TO BE DONE —
Quote the items below word for word, beginning at the line that contains "cancel-button-label: Cancel <box>930" and ending after the line that contains "help-button-label: Help <box>1064".

THE INPUT —
○ ○ ○ ○

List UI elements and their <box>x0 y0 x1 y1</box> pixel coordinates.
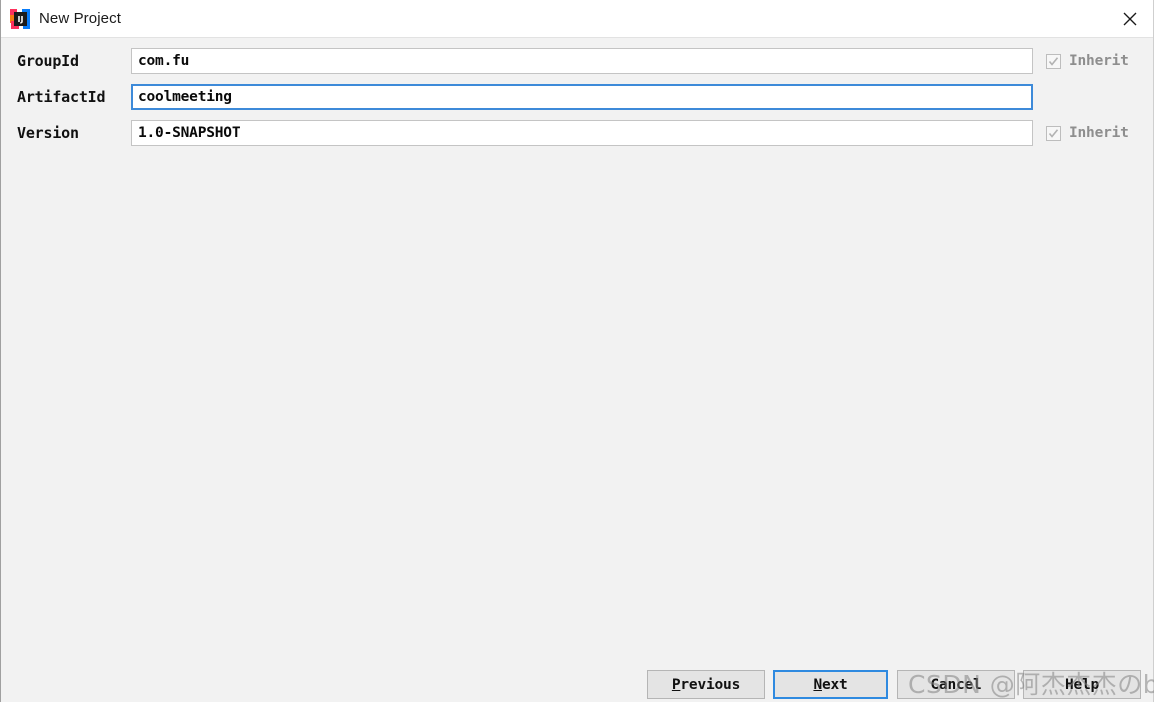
cancel-button-label: Cancel <box>930 676 982 693</box>
groupid-input[interactable] <box>131 48 1033 74</box>
artifactid-label: ArtifactId <box>17 88 106 106</box>
next-button-mnemonic: N <box>813 676 822 693</box>
artifactid-inherit-placeholder <box>1046 90 1061 105</box>
artifactid-field-wrapper <box>131 84 1033 110</box>
help-button-label: Help <box>1064 676 1100 693</box>
next-button[interactable]: Next <box>773 670 888 699</box>
checkmark-icon <box>1048 128 1059 138</box>
groupid-inherit-label: Inherit <box>1069 53 1129 69</box>
previous-button-label: revious <box>680 676 741 693</box>
help-button[interactable]: Help <box>1023 670 1141 699</box>
form-panel: GroupId Inherit ArtifactId V <box>1 38 1153 655</box>
groupid-inherit-checkbox[interactable] <box>1046 53 1061 69</box>
groupid-inherit-group[interactable]: Inherit <box>1046 53 1129 69</box>
version-input[interactable] <box>131 120 1033 146</box>
groupid-field-wrapper <box>131 48 1033 74</box>
version-inherit-checkbox[interactable] <box>1046 125 1061 141</box>
checkmark-icon <box>1048 56 1059 66</box>
version-label: Version <box>17 124 79 142</box>
version-field-wrapper <box>131 120 1033 146</box>
close-button[interactable] <box>1107 0 1153 38</box>
form-row-version: Version Inherit <box>1 119 1153 147</box>
groupid-label: GroupId <box>17 52 79 70</box>
form-row-groupid: GroupId Inherit <box>1 47 1153 75</box>
dialog-button-bar: Previous Next Cancel Help <box>1 655 1153 702</box>
new-project-dialog: IJ New Project GroupId Inherit <box>0 0 1154 702</box>
previous-button[interactable]: Previous <box>647 670 765 699</box>
title-bar: IJ New Project <box>1 0 1153 38</box>
cancel-button[interactable]: Cancel <box>897 670 1015 699</box>
version-inherit-group[interactable]: Inherit <box>1046 125 1129 141</box>
intellij-idea-logo-icon: IJ <box>10 8 30 29</box>
previous-button-mnemonic: P <box>671 676 681 693</box>
artifactid-input[interactable] <box>131 84 1033 110</box>
version-inherit-label: Inherit <box>1069 125 1129 141</box>
window-title: New Project <box>39 10 121 27</box>
svg-text:IJ: IJ <box>18 15 24 24</box>
next-button-label: ext <box>821 676 848 693</box>
close-icon <box>1123 12 1137 26</box>
form-row-artifactid: ArtifactId <box>1 83 1153 111</box>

○ ○ ○ ○

WRITTEN ANSWER —
cancel-button-label: Cancel <box>930 676 982 693</box>
groupid-input[interactable] <box>131 48 1033 74</box>
artifactid-label: ArtifactId <box>17 88 106 106</box>
next-button-mnemonic: N <box>813 676 822 693</box>
artifactid-inherit-placeholder <box>1046 90 1061 105</box>
artifactid-field-wrapper <box>131 84 1033 110</box>
help-button-label: Help <box>1064 676 1100 693</box>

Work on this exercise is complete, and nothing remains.